## TO BE DONE
Each entry below should be returned exactly as is, with the pictures removed.

[Figure contents as structured data]

|---|

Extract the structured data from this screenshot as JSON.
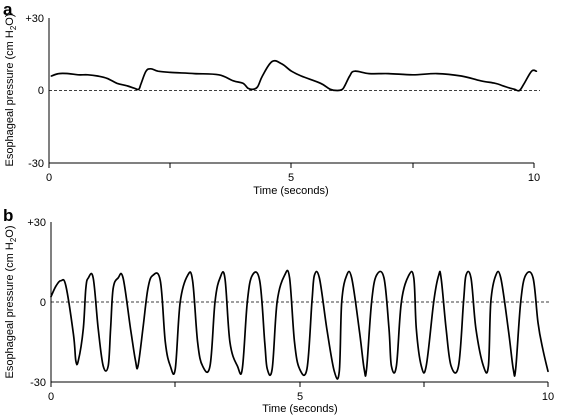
{
  "chart_data": [
    {
      "panel_label": "a",
      "type": "line",
      "xlabel": "Time (seconds)",
      "ylabel": "Esophageal pressure (cm H2O)",
      "xlim": [
        0,
        10
      ],
      "ylim": [
        -30,
        30
      ],
      "x_ticks": [
        0,
        2.5,
        5,
        7.5,
        10
      ],
      "x_tick_labels": [
        "0",
        "",
        "5",
        "",
        "10"
      ],
      "y_ticks": [
        30,
        0,
        -30
      ],
      "y_tick_labels": [
        "+30",
        "0",
        "-30"
      ],
      "reference_line": 0,
      "series": [
        {
          "x": [
            0.05,
            0.2,
            0.4,
            0.6,
            0.8,
            1.0,
            1.2,
            1.4,
            1.6,
            1.75,
            1.85,
            1.9,
            2.0,
            2.1,
            2.25,
            2.5,
            3.0,
            3.5,
            3.8,
            4.0,
            4.1,
            4.2,
            4.3,
            4.4,
            4.6,
            4.8,
            5.0,
            5.2,
            5.6,
            5.8,
            5.95,
            6.05,
            6.1,
            6.2,
            6.3,
            6.6,
            7.0,
            7.5,
            8.0,
            8.5,
            8.9,
            9.2,
            9.35,
            9.5,
            9.6,
            9.7,
            9.8,
            9.95,
            10.05
          ],
          "y": [
            6,
            7,
            7,
            6.5,
            6.5,
            6,
            5,
            3,
            2,
            1,
            0.5,
            3,
            8,
            9,
            8,
            7.5,
            7,
            6.5,
            4,
            3,
            1,
            0.5,
            1.5,
            6,
            12,
            11,
            8,
            6,
            3,
            0.5,
            0,
            0.5,
            2,
            6,
            8,
            7,
            7,
            6.5,
            7,
            6,
            4,
            3,
            2,
            1,
            0.5,
            0,
            3,
            8,
            8
          ]
        }
      ]
    },
    {
      "panel_label": "b",
      "type": "line",
      "xlabel": "Time (seconds)",
      "ylabel": "Esophageal pressure (cm H2O)",
      "xlim": [
        0,
        10
      ],
      "ylim": [
        -30,
        30
      ],
      "x_ticks": [
        0,
        2.5,
        5,
        7.5,
        10
      ],
      "x_tick_labels": [
        "0",
        "",
        "5",
        "",
        "10"
      ],
      "y_ticks": [
        30,
        0,
        -30
      ],
      "y_tick_labels": [
        "+30",
        "0",
        "-30"
      ],
      "reference_line": 0,
      "series": [
        {
          "x": [
            0,
            0.1,
            0.2,
            0.3,
            0.45,
            0.5,
            0.55,
            0.65,
            0.7,
            0.75,
            0.85,
            0.95,
            1.05,
            1.15,
            1.2,
            1.25,
            1.35,
            1.45,
            1.6,
            1.7,
            1.75,
            1.85,
            1.95,
            2.05,
            2.2,
            2.3,
            2.4,
            2.5,
            2.6,
            2.75,
            2.85,
            2.95,
            3.05,
            3.2,
            3.3,
            3.4,
            3.5,
            3.6,
            3.75,
            3.85,
            3.95,
            4.05,
            4.2,
            4.3,
            4.35,
            4.45,
            4.55,
            4.7,
            4.8,
            4.9,
            5.0,
            5.15,
            5.25,
            5.3,
            5.4,
            5.55,
            5.7,
            5.8,
            5.85,
            5.95,
            6.05,
            6.2,
            6.3,
            6.35,
            6.45,
            6.55,
            6.7,
            6.8,
            6.85,
            6.95,
            7.05,
            7.2,
            7.3,
            7.35,
            7.45,
            7.55,
            7.7,
            7.8,
            7.85,
            7.95,
            8.05,
            8.2,
            8.3,
            8.35,
            8.45,
            8.55,
            8.7,
            8.8,
            8.85,
            8.95,
            9.05,
            9.2,
            9.3,
            9.35,
            9.45,
            9.55,
            9.7,
            9.8,
            9.9,
            10.0
          ],
          "y": [
            2,
            6,
            8,
            6,
            -12,
            -22,
            -22,
            -10,
            5,
            9,
            9,
            -10,
            -24,
            -24,
            -10,
            5,
            9,
            9,
            -10,
            -22,
            -24,
            -10,
            5,
            10,
            8,
            -15,
            -24,
            -25,
            0,
            10,
            8,
            -15,
            -24,
            -24,
            0,
            9,
            9,
            -15,
            -24,
            -25,
            0,
            10,
            8,
            -15,
            -25,
            -25,
            0,
            10,
            9,
            -15,
            -25,
            -25,
            0,
            10,
            9,
            -10,
            -26,
            -26,
            0,
            10,
            9,
            -10,
            -25,
            -25,
            0,
            10,
            9,
            -10,
            -24,
            -24,
            0,
            10,
            9,
            -10,
            -24,
            -24,
            0,
            10,
            9,
            -10,
            -24,
            -24,
            0,
            10,
            9,
            -10,
            -24,
            -24,
            0,
            10,
            9,
            -10,
            -25,
            -25,
            0,
            10,
            9,
            -8,
            -18,
            -26
          ]
        }
      ]
    }
  ]
}
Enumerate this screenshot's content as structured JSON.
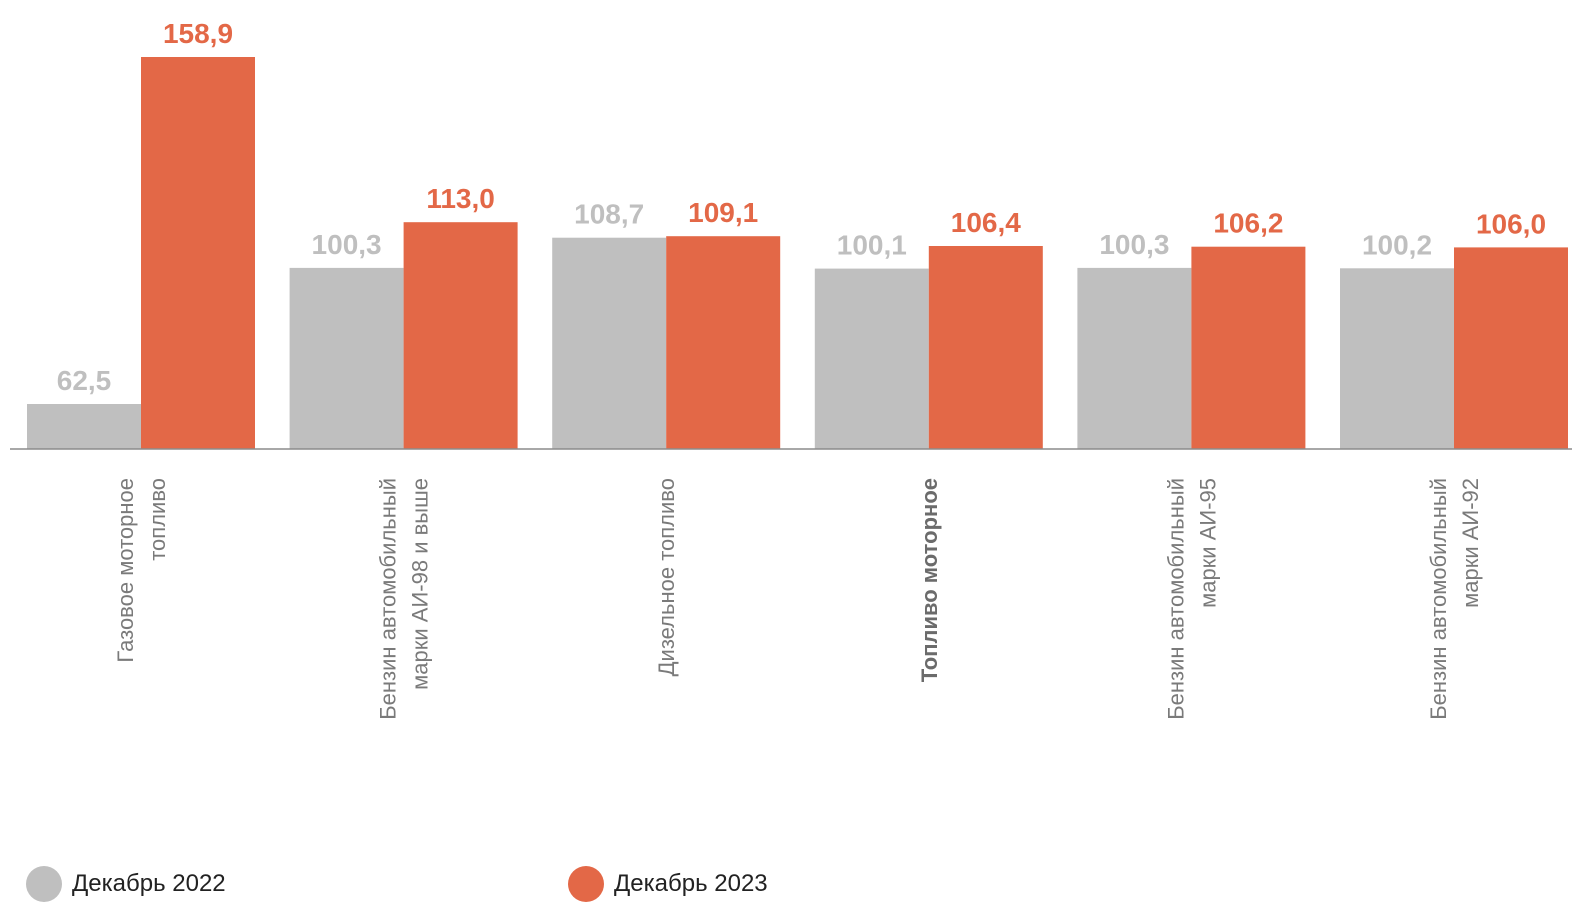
{
  "chart_data": {
    "type": "bar",
    "categories": [
      [
        "Газовое моторное",
        "топливо"
      ],
      [
        "Бензин автомобильный",
        "марки АИ-98 и выше"
      ],
      [
        "Дизельное топливо"
      ],
      [
        "Топливо моторное"
      ],
      [
        "Бензин автомобильный",
        "марки АИ-95"
      ],
      [
        "Бензин автомобильный",
        "марки АИ-92"
      ]
    ],
    "bold_categories": [
      3
    ],
    "series": [
      {
        "name": "Декабрь 2022",
        "color": "#bfbfbf",
        "label_color": "#bfbfbf",
        "values": [
          62.5,
          100.3,
          108.7,
          100.1,
          100.3,
          100.2
        ],
        "labels": [
          "62,5",
          "100,3",
          "108,7",
          "100,1",
          "100,3",
          "100,2"
        ]
      },
      {
        "name": "Декабрь 2023",
        "color": "#e36847",
        "label_color": "#e36847",
        "values": [
          158.9,
          113.0,
          109.1,
          106.4,
          106.2,
          106.0
        ],
        "labels": [
          "158,9",
          "113,0",
          "109,1",
          "106,4",
          "106,2",
          "106,0"
        ]
      }
    ],
    "title": "",
    "xlabel": "",
    "ylabel": "",
    "ylim": [
      50,
      160
    ],
    "grid": false,
    "legend_position": "bottom-left"
  }
}
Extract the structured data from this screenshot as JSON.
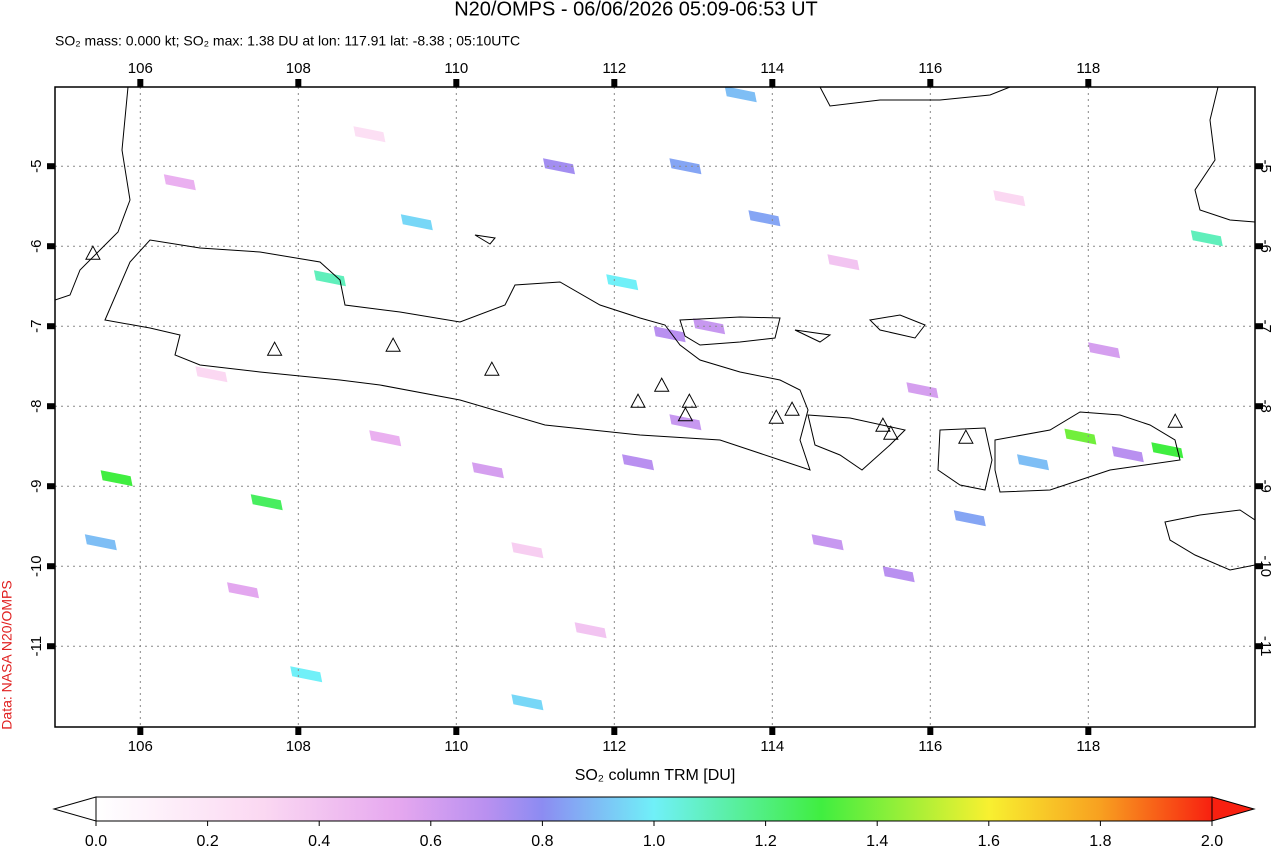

|---|

## RESPONSE
Extract the structured data from this screenshot as JSON.
{
  "chart_data": [
    {
      "panel_label": "a",
      "type": "line",
      "xlabel": "Time (seconds)",
      "ylabel": "Esophageal pressure (cm H2O)",
      "xlim": [
        0,
        10
      ],
      "ylim": [
        -30,
        30
      ],
      "x_ticks": [
        0,
        2.5,
        5,
        7.5,
        10
      ],
      "x_tick_labels": [
        "0",
        "",
        "5",
        "",
        "10"
      ],
      "y_ticks": [
        30,
        0,
        -30
      ],
      "y_tick_labels": [
        "+30",
        "0",
        "-30"
      ],
      "reference_line": 0,
      "series": [
        {
          "x": [
            0.05,
            0.2,
            0.4,
            0.6,
            0.8,
            1.0,
            1.2,
            1.4,
            1.6,
            1.75,
            1.85,
            1.9,
            2.0,
            2.1,
            2.25,
            2.5,
            3.0,
            3.5,
            3.8,
            4.0,
            4.1,
            4.2,
            4.3,
            4.4,
            4.6,
            4.8,
            5.0,
            5.2,
            5.6,
            5.8,
            5.95,
            6.05,
            6.1,
            6.2,
            6.3,
            6.6,
            7.0,
            7.5,
            8.0,
            8.5,
            8.9,
            9.2,
            9.35,
            9.5,
            9.6,
            9.7,
            9.8,
            9.95,
            10.05
          ],
          "y": [
            6,
            7,
            7,
            6.5,
            6.5,
            6,
            5,
            3,
            2,
            1,
            0.5,
            3,
            8,
            9,
            8,
            7.5,
            7,
            6.5,
            4,
            3,
            1,
            0.5,
            1.5,
            6,
            12,
            11,
            8,
            6,
            3,
            0.5,
            0,
            0.5,
            2,
            6,
            8,
            7,
            7,
            6.5,
            7,
            6,
            4,
            3,
            2,
            1,
            0.5,
            0,
            3,
            8,
            8
          ]
        }
      ]
    },
    {
      "panel_label": "b",
      "type": "line",
      "xlabel": "Time (seconds)",
      "ylabel": "Esophageal pressure (cm H2O)",
      "xlim": [
        0,
        10
      ],
      "ylim": [
        -30,
        30
      ],
      "x_ticks": [
        0,
        2.5,
        5,
        7.5,
        10
      ],
      "x_tick_labels": [
        "0",
        "",
        "5",
        "",
        "10"
      ],
      "y_ticks": [
        30,
        0,
        -30
      ],
      "y_tick_labels": [
        "+30",
        "0",
        "-30"
      ],
      "reference_line": 0,
      "series": [
        {
          "x": [
            0,
            0.1,
            0.2,
            0.3,
            0.45,
            0.5,
            0.55,
            0.65,
            0.7,
            0.75,
            0.85,
            0.95,
            1.05,
            1.15,
            1.2,
            1.25,
            1.35,
            1.45,
            1.6,
            1.7,
            1.75,
            1.85,
            1.95,
            2.05,
            2.2,
            2.3,
            2.4,
            2.5,
            2.6,
            2.75,
            2.85,
            2.95,
            3.05,
            3.2,
            3.3,
            3.4,
            3.5,
            3.6,
            3.75,
            3.85,
            3.95,
            4.05,
            4.2,
            4.3,
            4.35,
            4.45,
            4.55,
            4.7,
            4.8,
            4.9,
            5.0,
            5.15,
            5.25,
            5.3,
            5.4,
            5.55,
            5.7,
            5.8,
            5.85,
            5.95,
            6.05,
            6.2,
            6.3,
            6.35,
            6.45,
            6.55,
            6.7,
            6.8,
            6.85,
            6.95,
            7.05,
            7.2,
            7.3,
            7.35,
            7.45,
            7.55,
            7.7,
            7.8,
            7.85,
            7.95,
            8.05,
            8.2,
            8.3,
            8.35,
            8.45,
            8.55,
            8.7,
            8.8,
            8.85,
            8.95,
            9.05,
            9.2,
            9.3,
            9.35,
            9.45,
            9.55,
            9.7,
            9.8,
            9.9,
            10.0
          ],
          "y": [
            2,
            6,
            8,
            6,
            -12,
            -22,
            -22,
            -10,
            5,
            9,
            9,
            -10,
            -24,
            -24,
            -10,
            5,
            9,
            9,
            -10,
            -22,
            -24,
            -10,
            5,
            10,
            8,
            -15,
            -24,
            -25,
            0,
            10,
            8,
            -15,
            -24,
            -24,
            0,
            9,
            9,
            -15,
            -24,
            -25,
            0,
            10,
            8,
            -15,
            -25,
            -25,
            0,
            10,
            9,
            -15,
            -25,
            -25,
            0,
            10,
            9,
            -10,
            -26,
            -26,
            0,
            10,
            9,
            -10,
            -25,
            -25,
            0,
            10,
            9,
            -10,
            -24,
            -24,
            0,
            10,
            9,
            -10,
            -24,
            -24,
            0,
            10,
            9,
            -10,
            -24,
            -24,
            0,
            10,
            9,
            -10,
            -24,
            -24,
            0,
            10,
            9,
            -10,
            -25,
            -25,
            0,
            10,
            9,
            -8,
            -18,
            -26
          ]
        }
      ]
    }
  ]
}
Enumerate this screenshot's content as structured JSON.
{
  "chart_data": {
    "type": "bar",
    "categories": [
      [
        "Газовое моторное",
        "топливо"
      ],
      [
        "Бензин автомобильный",
        "марки АИ-98 и выше"
      ],
      [
        "Дизельное топливо"
      ],
      [
        "Топливо моторное"
      ],
      [
        "Бензин автомобильный",
        "марки АИ-95"
      ],
      [
        "Бензин автомобильный",
        "марки АИ-92"
      ]
    ],
    "bold_categories": [
      3
    ],
    "series": [
      {
        "name": "Декабрь 2022",
        "color": "#bfbfbf",
        "label_color": "#bfbfbf",
        "values": [
          62.5,
          100.3,
          108.7,
          100.1,
          100.3,
          100.2
        ],
        "labels": [
          "62,5",
          "100,3",
          "108,7",
          "100,1",
          "100,3",
          "100,2"
        ]
      },
      {
        "name": "Декабрь 2023",
        "color": "#e36847",
        "label_color": "#e36847",
        "values": [
          158.9,
          113.0,
          109.1,
          106.4,
          106.2,
          106.0
        ],
        "labels": [
          "158,9",
          "113,0",
          "109,1",
          "106,4",
          "106,2",
          "106,0"
        ]
      }
    ],
    "title": "",
    "xlabel": "",
    "ylabel": "",
    "ylim": [
      50,
      160
    ],
    "grid": false,
    "legend_position": "bottom-left"
  }
}
Extract the structured data from this screenshot as JSON.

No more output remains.